━━ TASK DATA

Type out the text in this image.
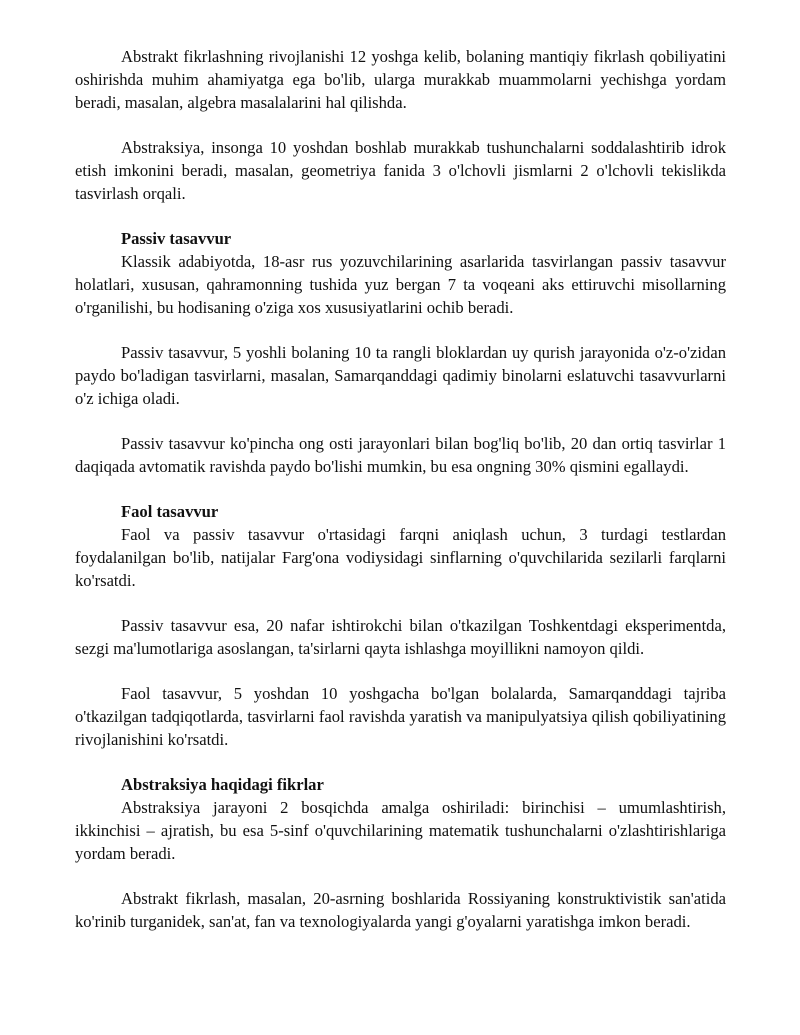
Abstrakt fikrlashning rivojlanishi 12 yoshga kelib, bolaning mantiqiy fikrlash qobiliyatini oshirishda muhim ahamiyatga ega bo'lib, ularga murakkab muammolarni yechishga yordam beradi, masalan, algebra masalalarini hal qilishda.

Abstraksiya, insonga 10 yoshdan boshlab murakkab tushunchalarni soddalashtirib idrok etish imkonini beradi, masalan, geometriya fanida 3 o'lchovli jismlarni 2 o'lchovli tekislikda tasvirlash orqali.

Passiv tasavvur

Klassik adabiyotda, 18-asr rus yozuvchilarining asarlarida tasvirlangan passiv tasavvur holatlari, xususan, qahramonning tushida yuz bergan 7 ta voqeani aks ettiruvchi misollarning o'rganilishi, bu hodisaning o'ziga xos xususiyatlarini ochib beradi.

Passiv tasavvur, 5 yoshli bolaning 10 ta rangli bloklardan uy qurish jarayonida o'z-o'zidan paydo bo'ladigan tasvirlarni, masalan, Samarqanddagi qadimiy binolarni eslatuvchi tasavvurlarni o'z ichiga oladi.

Passiv tasavvur ko'pincha ong osti jarayonlari bilan bog'liq bo'lib, 20 dan ortiq tasvirlar 1 daqiqada avtomatik ravishda paydo bo'lishi mumkin, bu esa ongning 30% qismini egallaydi.

Faol tasavvur

Faol va passiv tasavvur o'rtasidagi farqni aniqlash uchun, 3 turdagi testlardan foydalanilgan bo'lib, natijalar Farg'ona vodiysidagi sinflarning o'quvchilarida sezilarli farqlarni ko'rsatdi.

Passiv tasavvur esa, 20 nafar ishtirokchi bilan o'tkazilgan Toshkentdagi eksperimentda, sezgi ma'lumotlariga asoslangan, ta'sirlarni qayta ishlashga moyillikni namoyon qildi.

Faol tasavvur, 5 yoshdan 10 yoshgacha bo'lgan bolalarda, Samarqanddagi tajriba o'tkazilgan tadqiqotlarda, tasvirlarni faol ravishda yaratish va manipulyatsiya qilish qobiliyatining rivojlanishini ko'rsatdi.

Abstraksiya haqidagi fikrlar

Abstraksiya jarayoni 2 bosqichda amalga oshiriladi: birinchisi – umumlashtirish, ikkinchisi – ajratish, bu esa 5-sinf o'quvchilarining matematik tushunchalarni o'zlashtirishlariga yordam beradi.

Abstrakt fikrlash, masalan, 20-asrning boshlarida Rossiyaning konstruktivistik san'atida ko'rinib turganidek, san'at, fan va texnologiyalarda yangi g'oyalarni yaratishga imkon beradi.
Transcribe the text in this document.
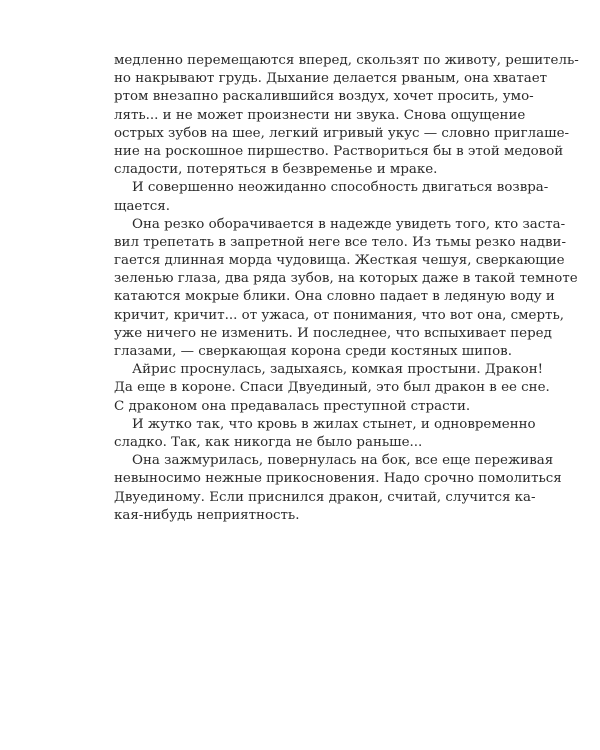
медленно перемещаются вперед, скользят по животу, решитель-
но накрывают грудь. Дыхание делается рваным, она хватает
ртом внезапно раскалившийся воздух, хочет просить, умо-
лять... и не может произнести ни звука. Снова ощущение
острых зубов на шее, легкий игривый укус — словно приглаше-
ние на роскошное пиршество. Раствориться бы в этой медовой
сладости, потеряться в безвременье и мраке.
И совершенно неожиданно способность двигаться возвра-
щается.
Она резко оборачивается в надежде увидеть того, кто заста-
вил трепетать в запретной неге все тело. Из тьмы резко надви-
гается длинная морда чудовища. Жесткая чешуя, сверкающие
зеленью глаза, два ряда зубов, на которых даже в такой темноте
катаются мокрые блики. Она словно падает в ледяную воду и
кричит, кричит... от ужаса, от понимания, что вот она, смерть,
уже ничего не изменить. И последнее, что вспыхивает перед
глазами, — сверкающая корона среди костяных шипов.
Айрис проснулась, задыхаясь, комкая простыни. Дракон!
Да еще в короне. Спаси Двуединый, это был дракон в ее сне.
С драконом она предавалась преступной страсти.
И жутко так, что кровь в жилах стынет, и одновременно
сладко. Так, как никогда не было раньше...
Она зажмурилась, повернулась на бок, все еще переживая
невыносимо нежные прикосновения. Надо срочно помолиться
Двуединому. Если приснился дракон, считай, случится ка-
кая-нибудь неприятность.
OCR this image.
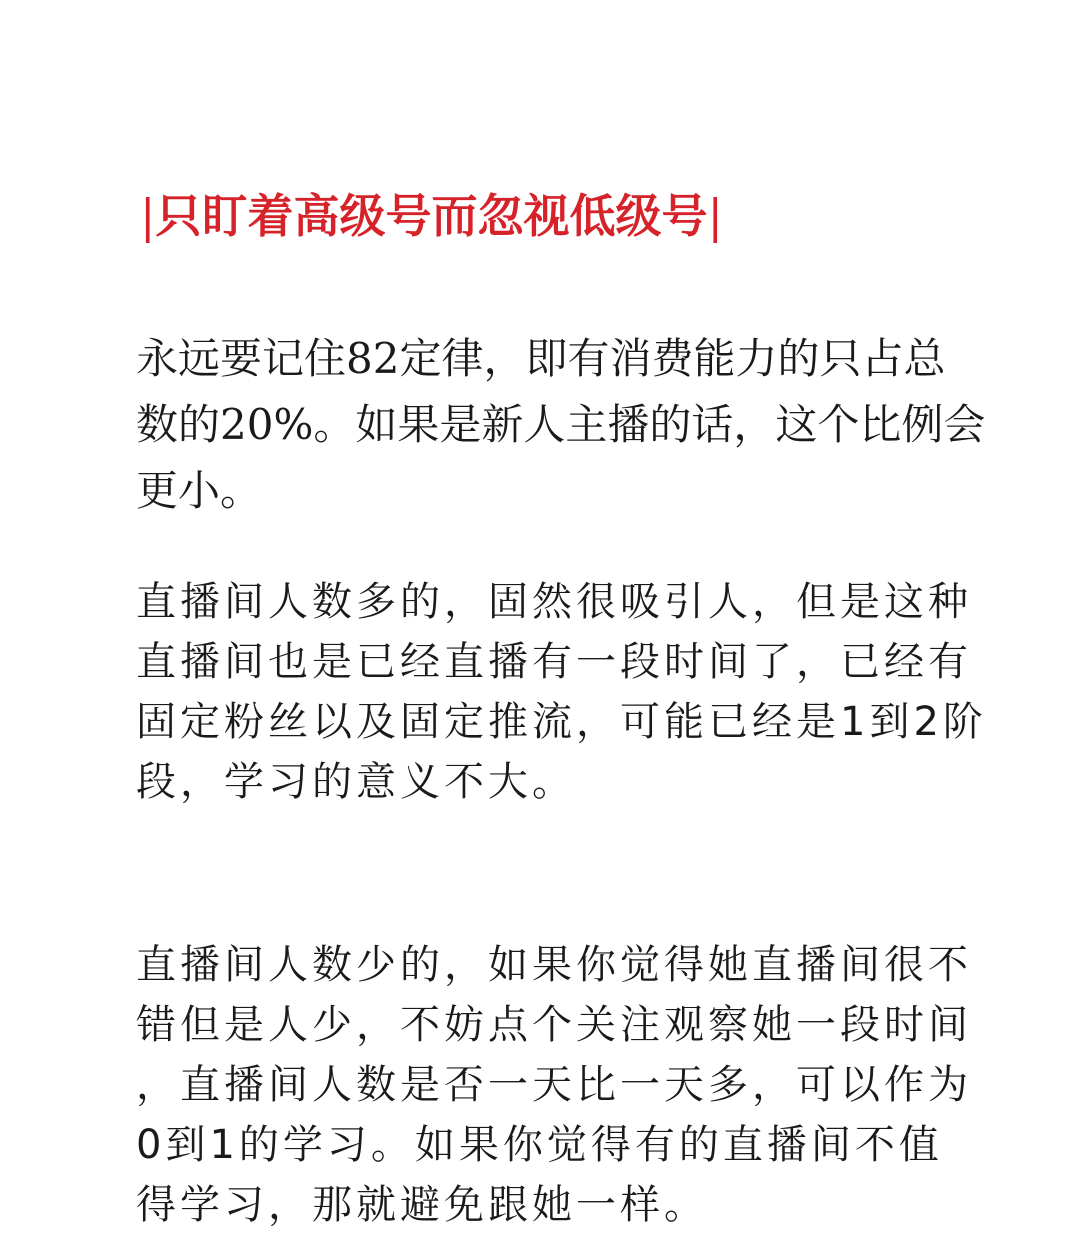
|只盯着高级号而忽视低级号|
永远要记住82定律，即有消费能力的只占总
数的20%。如果是新人主播的话，这个比例会
更小。
直播间人数多的，固然很吸引人，但是这种
直播间也是已经直播有一段时间了，已经有
固定粉丝以及固定推流，可能已经是1到2阶
段，学习的意义不大。
直播间人数少的，如果你觉得她直播间很不
错但是人少，不妨点个关注观察她一段时间
，直播间人数是否一天比一天多，可以作为
0到1的学习。如果你觉得有的直播间不值
得学习，那就避免跟她一样。
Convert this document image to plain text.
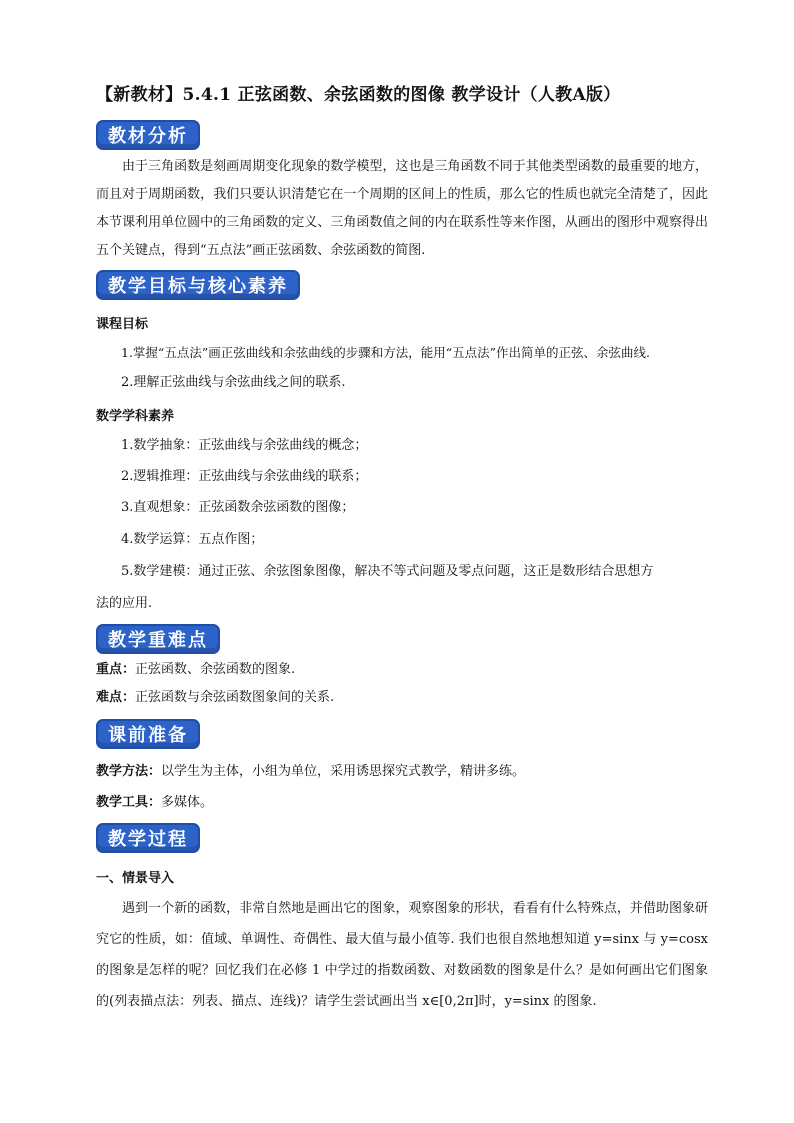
【新教材】5.4.1 正弦函数、余弦函数的图像 教学设计（人教A版）
教材分析
由于三角函数是刻画周期变化现象的数学模型，这也是三角函数不同于其他类型函数的最重要的地方，而且对于周期函数，我们只要认识清楚它在一个周期的区间上的性质，那么它的性质也就完全清楚了，因此本节课利用单位圆中的三角函数的定义、三角函数值之间的内在联系性等来作图，从画出的图形中观察得出五个关键点，得到“五点法”画正弦函数、余弦函数的简图.
教学目标与核心素养
课程目标
1.掌握“五点法”画正弦曲线和余弦曲线的步骤和方法，能用“五点法”作出简单的正弦、余弦曲线.
2.理解正弦曲线与余弦曲线之间的联系.
数学学科素养
1.数学抽象：正弦曲线与余弦曲线的概念；
2.逻辑推理：正弦曲线与余弦曲线的联系；
3.直观想象：正弦函数余弦函数的图像；
4.数学运算：五点作图；
5.数学建模：通过正弦、余弦图象图像，解决不等式问题及零点问题，这正是数形结合思想方
法的应用.
教学重难点
重点：正弦函数、余弦函数的图象.
难点：正弦函数与余弦函数图象间的关系.
课前准备
教学方法：以学生为主体，小组为单位，采用诱思探究式教学，精讲多练。
教学工具：多媒体。
教学过程
一、情景导入
遇到一个新的函数，非常自然地是画出它的图象，观察图象的形状，看看有什么特殊点，并借助图象研究它的性质，如：值域、单调性、奇偶性、最大值与最小值等. 我们也很自然地想知道 y=sinx 与 y=cosx 的图象是怎样的呢？回忆我们在必修 1 中学过的指数函数、对数函数的图象是什么？是如何画出它们图象的(列表描点法：列表、描点、连线)？请学生尝试画出当 x∈[0,2π]时，y=sinx 的图象.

━━━━

TASK DESCRIPTION | Using the records above, copy each line that contains "bilan".

WORKED ANSWER |
Passiv tasavvur ko'pincha ong osti jarayonlari bilan bog'liq bo'lib, 20 dan ortiq tasvirlar 1 daqiqada avtomatik ravishda paydo bo'lishi mumkin, bu esa ongning 30% qismini egallaydi.
Passiv tasavvur esa, 20 nafar ishtirokchi bilan o'tkazilgan Toshkentdagi eksperimentda, sezgi ma'lumotlariga asoslangan, ta'sirlarni qayta ishlashga moyillikni namoyon qildi.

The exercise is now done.